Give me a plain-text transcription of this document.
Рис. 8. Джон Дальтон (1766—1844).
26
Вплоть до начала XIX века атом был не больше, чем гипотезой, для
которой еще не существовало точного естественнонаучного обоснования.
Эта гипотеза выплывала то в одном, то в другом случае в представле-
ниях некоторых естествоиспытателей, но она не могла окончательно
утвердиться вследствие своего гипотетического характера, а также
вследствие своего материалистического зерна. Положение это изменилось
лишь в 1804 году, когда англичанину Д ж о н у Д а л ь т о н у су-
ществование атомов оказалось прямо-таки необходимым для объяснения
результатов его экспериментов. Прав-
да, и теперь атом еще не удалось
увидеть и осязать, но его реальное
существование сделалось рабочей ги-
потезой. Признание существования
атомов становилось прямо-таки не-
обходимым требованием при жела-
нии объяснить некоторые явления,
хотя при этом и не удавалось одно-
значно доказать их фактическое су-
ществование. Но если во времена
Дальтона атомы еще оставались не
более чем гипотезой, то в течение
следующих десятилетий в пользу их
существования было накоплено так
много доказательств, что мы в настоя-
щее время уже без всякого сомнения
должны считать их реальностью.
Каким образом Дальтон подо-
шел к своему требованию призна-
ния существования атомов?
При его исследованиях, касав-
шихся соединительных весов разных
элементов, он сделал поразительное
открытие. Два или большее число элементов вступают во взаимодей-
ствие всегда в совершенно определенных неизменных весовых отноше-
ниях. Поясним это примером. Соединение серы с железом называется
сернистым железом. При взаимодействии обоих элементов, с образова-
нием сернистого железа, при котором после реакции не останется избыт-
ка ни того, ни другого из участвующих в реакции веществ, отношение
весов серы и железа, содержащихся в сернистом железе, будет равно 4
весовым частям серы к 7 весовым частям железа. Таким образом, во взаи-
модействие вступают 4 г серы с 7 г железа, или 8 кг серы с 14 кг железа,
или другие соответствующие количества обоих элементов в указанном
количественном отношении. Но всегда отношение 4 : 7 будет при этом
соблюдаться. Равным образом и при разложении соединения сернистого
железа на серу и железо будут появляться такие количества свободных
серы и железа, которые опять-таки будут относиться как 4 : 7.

......

All of the entries above must be quoted exactly.

Output for this task:
Give me a plain-text transcription of this document.
Рис. 8. Джон Дальтон (1766—1844).
26
Вплоть до начала XIX века атом был не больше, чем гипотезой, для
которой еще не существовало точного естественнонаучного обоснования.
Эта гипотеза выплывала то в одном, то в другом случае в представле-
ниях некоторых естествоиспытателей, но она не могла окончательно
утвердиться вследствие своего гипотетического характера, а также
вследствие своего материалистического зерна. Положение это изменилось
лишь в 1804 году, когда англичанину Д ж о н у Д а л ь т о н у су-
ществование атомов оказалось прямо-таки необходимым для объяснения
результатов его экспериментов. Прав-
да, и теперь атом еще не удалось
увидеть и осязать, но его реальное
существование сделалось рабочей ги-
потезой. Признание существования
атомов становилось прямо-таки не-
обходимым требованием при жела-
нии объяснить некоторые явления,
хотя при этом и не удавалось одно-
значно доказать их фактическое су-
ществование. Но если во времена
Дальтона атомы еще оставались не
более чем гипотезой, то в течение
следующих десятилетий в пользу их
существования было накоплено так
много доказательств, что мы в настоя-
щее время уже без всякого сомнения
должны считать их реальностью.
Каким образом Дальтон подо-
шел к своему требованию призна-
ния существования атомов?
При его исследованиях, касав-
шихся соединительных весов разных
элементов, он сделал поразительное
открытие. Два или большее число элементов вступают во взаимодей-
ствие всегда в совершенно определенных неизменных весовых отноше-
ниях. Поясним это примером. Соединение серы с железом называется
сернистым железом. При взаимодействии обоих элементов, с образова-
нием сернистого железа, при котором после реакции не останется избыт-
ка ни того, ни другого из участвующих в реакции веществ, отношение
весов серы и железа, содержащихся в сернистом железе, будет равно 4
весовым частям серы к 7 весовым частям железа. Таким образом, во взаи-
модействие вступают 4 г серы с 7 г железа, или 8 кг серы с 14 кг железа,
или другие соответствующие количества обоих элементов в указанном
количественном отношении. Но всегда отношение 4 : 7 будет при этом
соблюдаться. Равным образом и при разложении соединения сернистого
железа на серу и железо будут появляться такие количества свободных
серы и железа, которые опять-таки будут относиться как 4 : 7.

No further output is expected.